*Problem details:* Show each line from the listing that includes the word "οῦμαι".

*Data for this exercise:*
◆ ◆ ◆ ◆

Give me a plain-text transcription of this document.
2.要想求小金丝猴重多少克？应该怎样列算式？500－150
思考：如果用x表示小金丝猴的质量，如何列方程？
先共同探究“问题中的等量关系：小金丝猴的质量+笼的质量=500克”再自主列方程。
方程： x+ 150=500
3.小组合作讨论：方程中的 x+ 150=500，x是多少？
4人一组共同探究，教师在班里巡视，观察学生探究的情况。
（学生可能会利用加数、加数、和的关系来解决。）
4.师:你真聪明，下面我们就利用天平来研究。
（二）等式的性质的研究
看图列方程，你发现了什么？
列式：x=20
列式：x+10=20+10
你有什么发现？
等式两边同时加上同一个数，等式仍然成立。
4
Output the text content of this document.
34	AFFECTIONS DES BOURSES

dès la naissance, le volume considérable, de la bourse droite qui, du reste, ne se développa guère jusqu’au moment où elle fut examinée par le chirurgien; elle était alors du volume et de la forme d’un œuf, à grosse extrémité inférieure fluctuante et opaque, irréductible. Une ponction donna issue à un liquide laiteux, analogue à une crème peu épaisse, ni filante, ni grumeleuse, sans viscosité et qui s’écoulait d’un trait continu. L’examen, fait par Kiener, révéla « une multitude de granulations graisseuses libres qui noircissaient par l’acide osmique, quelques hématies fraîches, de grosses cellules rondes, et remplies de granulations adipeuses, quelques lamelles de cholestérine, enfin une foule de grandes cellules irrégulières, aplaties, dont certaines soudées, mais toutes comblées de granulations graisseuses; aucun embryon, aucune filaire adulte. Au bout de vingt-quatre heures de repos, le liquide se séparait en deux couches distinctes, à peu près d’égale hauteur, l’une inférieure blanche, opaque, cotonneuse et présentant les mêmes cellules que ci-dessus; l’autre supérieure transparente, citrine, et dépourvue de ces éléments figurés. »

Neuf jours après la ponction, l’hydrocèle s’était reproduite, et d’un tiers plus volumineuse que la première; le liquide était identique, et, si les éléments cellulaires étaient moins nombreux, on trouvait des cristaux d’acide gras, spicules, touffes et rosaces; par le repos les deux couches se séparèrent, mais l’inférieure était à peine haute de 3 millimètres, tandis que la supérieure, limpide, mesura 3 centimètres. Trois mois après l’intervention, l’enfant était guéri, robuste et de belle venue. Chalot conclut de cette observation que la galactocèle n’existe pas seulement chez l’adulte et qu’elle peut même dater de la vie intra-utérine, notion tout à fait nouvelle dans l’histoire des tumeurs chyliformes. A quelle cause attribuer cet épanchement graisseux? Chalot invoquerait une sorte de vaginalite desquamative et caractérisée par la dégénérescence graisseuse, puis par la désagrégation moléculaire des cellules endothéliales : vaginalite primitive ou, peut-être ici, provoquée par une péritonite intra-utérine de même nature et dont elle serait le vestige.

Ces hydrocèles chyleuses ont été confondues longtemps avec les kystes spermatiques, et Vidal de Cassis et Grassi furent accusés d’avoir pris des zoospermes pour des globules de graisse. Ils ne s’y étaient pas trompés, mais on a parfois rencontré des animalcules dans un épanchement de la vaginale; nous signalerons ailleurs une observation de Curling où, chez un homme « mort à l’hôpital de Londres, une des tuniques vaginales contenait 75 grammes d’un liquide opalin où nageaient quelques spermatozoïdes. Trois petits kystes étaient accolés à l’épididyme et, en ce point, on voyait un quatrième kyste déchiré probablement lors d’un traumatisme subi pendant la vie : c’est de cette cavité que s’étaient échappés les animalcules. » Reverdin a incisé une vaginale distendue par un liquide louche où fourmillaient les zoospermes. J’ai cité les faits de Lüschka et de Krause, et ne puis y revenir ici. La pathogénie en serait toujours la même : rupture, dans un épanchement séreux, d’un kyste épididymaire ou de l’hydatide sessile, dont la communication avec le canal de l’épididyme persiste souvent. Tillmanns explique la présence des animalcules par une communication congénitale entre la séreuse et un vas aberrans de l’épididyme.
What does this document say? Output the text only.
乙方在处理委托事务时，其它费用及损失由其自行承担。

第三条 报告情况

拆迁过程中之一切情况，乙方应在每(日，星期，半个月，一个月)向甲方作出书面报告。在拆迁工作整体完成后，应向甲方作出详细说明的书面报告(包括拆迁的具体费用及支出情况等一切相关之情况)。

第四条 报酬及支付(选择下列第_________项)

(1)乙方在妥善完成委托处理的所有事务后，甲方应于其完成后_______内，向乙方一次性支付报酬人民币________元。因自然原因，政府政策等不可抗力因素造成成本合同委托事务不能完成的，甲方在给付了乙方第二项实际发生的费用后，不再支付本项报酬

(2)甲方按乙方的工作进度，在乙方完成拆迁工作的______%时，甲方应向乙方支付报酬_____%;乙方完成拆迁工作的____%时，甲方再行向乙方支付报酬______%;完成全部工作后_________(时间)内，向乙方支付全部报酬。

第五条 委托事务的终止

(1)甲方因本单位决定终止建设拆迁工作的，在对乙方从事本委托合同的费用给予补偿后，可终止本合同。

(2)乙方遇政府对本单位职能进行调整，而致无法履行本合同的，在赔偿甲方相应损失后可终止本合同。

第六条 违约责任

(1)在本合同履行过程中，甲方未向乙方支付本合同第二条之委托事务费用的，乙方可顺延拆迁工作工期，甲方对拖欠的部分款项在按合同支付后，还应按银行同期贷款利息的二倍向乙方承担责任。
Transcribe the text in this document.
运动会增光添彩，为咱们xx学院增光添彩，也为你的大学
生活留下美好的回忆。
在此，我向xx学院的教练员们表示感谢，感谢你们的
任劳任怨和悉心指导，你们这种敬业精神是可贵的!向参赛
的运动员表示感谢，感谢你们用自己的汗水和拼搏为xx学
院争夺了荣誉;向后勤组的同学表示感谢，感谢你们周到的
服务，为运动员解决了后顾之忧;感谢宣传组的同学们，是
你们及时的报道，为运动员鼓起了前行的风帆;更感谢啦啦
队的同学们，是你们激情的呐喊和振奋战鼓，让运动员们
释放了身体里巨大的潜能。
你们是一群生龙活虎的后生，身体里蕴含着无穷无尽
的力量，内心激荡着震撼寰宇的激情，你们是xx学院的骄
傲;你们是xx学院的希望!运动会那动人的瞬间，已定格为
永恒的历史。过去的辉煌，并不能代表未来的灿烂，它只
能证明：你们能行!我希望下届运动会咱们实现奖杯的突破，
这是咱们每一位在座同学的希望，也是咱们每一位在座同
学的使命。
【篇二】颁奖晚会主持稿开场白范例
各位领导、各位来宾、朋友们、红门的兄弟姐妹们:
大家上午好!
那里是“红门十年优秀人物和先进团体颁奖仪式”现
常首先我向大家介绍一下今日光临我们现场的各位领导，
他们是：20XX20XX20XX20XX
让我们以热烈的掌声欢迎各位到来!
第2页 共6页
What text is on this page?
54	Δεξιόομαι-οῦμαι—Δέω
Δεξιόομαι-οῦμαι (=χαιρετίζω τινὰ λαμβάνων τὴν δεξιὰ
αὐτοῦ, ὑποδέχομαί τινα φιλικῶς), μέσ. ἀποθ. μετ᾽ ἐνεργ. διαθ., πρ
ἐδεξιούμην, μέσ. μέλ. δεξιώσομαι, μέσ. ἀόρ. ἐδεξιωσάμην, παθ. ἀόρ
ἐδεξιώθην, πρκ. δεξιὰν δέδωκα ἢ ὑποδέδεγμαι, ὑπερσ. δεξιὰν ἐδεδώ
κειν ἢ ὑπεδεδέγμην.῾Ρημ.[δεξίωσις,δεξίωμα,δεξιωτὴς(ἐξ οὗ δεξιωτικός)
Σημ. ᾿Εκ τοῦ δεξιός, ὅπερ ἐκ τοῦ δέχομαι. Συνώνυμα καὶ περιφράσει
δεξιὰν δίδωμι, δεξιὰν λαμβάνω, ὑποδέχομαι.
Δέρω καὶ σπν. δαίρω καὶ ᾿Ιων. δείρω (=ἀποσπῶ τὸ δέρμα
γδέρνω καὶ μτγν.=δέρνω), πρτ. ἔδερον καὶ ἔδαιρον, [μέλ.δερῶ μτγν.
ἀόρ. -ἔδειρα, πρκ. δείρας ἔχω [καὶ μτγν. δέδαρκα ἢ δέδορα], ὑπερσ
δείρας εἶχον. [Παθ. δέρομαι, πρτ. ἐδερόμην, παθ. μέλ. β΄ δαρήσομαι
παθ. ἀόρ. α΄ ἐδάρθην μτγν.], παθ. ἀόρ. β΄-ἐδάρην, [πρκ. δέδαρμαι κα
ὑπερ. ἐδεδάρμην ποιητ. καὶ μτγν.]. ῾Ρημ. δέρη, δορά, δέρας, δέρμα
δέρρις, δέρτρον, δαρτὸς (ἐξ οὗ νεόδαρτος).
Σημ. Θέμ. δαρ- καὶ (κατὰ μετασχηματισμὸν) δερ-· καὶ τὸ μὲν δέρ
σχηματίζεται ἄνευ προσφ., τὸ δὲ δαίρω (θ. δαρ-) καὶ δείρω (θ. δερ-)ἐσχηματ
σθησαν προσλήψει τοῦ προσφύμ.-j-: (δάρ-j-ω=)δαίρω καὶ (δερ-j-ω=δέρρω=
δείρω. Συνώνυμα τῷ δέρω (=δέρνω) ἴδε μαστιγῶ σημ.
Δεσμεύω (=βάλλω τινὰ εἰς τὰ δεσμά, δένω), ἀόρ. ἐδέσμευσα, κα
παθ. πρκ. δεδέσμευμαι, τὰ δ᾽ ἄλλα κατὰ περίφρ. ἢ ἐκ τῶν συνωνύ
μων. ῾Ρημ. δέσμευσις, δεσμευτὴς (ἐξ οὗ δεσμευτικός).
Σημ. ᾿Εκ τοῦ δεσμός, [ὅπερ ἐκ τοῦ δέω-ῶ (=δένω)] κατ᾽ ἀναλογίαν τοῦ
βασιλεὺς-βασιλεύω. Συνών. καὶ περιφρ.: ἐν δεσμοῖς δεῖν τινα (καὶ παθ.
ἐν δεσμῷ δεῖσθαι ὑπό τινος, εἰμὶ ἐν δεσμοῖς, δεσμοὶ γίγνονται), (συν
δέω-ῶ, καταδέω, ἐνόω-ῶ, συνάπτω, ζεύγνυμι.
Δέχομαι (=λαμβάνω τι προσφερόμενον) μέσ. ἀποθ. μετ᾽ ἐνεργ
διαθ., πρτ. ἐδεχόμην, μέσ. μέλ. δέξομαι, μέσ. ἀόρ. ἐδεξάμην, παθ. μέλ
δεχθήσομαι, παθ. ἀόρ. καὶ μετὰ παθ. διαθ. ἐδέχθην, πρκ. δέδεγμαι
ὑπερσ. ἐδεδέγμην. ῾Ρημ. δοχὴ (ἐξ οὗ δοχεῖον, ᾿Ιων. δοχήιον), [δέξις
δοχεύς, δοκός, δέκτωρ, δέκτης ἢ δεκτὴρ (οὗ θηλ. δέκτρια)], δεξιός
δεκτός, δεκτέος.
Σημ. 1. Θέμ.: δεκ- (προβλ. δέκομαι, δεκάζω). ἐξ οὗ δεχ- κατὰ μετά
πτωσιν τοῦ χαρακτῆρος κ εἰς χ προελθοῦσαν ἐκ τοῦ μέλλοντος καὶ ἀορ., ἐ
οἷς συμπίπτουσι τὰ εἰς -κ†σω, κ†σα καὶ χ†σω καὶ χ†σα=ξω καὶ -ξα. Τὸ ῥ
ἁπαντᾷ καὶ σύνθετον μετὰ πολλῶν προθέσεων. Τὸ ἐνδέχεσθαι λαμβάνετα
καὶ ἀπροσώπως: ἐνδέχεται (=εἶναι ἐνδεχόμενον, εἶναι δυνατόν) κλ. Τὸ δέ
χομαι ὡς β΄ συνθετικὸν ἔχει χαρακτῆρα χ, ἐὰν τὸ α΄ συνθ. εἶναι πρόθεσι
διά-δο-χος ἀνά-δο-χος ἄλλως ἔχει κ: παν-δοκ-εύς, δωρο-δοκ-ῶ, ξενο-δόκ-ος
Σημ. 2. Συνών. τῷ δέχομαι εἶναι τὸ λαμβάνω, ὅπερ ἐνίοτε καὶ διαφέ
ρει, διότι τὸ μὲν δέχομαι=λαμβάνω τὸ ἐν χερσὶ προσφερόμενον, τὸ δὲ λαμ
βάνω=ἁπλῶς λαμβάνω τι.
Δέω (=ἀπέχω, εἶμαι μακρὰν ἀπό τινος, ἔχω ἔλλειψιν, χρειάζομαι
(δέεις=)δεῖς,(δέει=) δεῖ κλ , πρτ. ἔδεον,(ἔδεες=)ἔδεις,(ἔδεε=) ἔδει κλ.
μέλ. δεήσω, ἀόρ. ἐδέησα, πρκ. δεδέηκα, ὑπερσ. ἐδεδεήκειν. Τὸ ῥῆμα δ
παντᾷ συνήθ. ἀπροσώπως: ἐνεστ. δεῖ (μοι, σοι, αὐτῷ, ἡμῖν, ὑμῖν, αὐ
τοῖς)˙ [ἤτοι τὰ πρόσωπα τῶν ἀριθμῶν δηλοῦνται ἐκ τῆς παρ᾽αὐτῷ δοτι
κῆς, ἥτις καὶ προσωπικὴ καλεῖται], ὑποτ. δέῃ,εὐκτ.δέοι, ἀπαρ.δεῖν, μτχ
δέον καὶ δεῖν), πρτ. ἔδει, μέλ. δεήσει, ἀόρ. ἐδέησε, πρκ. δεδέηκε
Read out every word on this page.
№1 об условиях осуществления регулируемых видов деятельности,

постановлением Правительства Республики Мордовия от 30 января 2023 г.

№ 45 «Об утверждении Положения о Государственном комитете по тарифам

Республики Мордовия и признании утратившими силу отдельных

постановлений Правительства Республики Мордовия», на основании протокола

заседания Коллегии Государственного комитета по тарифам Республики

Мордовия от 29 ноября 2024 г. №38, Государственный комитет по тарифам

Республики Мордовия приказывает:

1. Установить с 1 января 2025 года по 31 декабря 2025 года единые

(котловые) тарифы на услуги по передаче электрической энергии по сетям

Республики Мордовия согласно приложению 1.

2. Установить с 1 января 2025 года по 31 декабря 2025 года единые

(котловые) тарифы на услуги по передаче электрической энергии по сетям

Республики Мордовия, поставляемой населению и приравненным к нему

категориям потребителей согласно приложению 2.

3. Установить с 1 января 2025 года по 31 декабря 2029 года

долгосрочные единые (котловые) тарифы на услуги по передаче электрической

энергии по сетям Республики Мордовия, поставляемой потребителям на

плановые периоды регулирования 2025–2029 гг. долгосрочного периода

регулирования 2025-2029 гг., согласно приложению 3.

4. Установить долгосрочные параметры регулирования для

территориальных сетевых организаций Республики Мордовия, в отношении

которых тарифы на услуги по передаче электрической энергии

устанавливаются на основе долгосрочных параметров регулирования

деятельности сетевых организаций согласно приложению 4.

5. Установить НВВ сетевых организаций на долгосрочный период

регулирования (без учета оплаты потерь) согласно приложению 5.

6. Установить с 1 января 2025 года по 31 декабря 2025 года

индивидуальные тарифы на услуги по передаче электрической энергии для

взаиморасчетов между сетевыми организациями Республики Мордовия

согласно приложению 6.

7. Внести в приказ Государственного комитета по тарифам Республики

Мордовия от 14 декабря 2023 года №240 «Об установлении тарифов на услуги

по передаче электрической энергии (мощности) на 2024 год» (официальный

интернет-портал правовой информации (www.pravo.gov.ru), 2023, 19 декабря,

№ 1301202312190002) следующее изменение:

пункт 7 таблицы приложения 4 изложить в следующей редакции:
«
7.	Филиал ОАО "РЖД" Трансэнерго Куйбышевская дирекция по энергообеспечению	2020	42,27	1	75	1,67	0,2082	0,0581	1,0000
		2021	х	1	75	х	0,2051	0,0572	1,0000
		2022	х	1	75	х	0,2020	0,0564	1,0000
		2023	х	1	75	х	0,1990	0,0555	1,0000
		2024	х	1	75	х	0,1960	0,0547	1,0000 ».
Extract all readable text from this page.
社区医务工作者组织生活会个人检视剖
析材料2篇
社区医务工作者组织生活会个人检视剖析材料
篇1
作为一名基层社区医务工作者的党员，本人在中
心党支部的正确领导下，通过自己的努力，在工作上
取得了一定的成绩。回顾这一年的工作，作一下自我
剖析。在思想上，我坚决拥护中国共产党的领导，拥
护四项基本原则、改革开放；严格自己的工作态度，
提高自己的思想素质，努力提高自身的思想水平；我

◆ ◆ ◆ ◆

*Complete answer:*
54	Δεξιόομαι-οῦμαι—Δέω
Δεξιόομαι-οῦμαι (=χαιρετίζω τινὰ λαμβάνων τὴν δεξιὰ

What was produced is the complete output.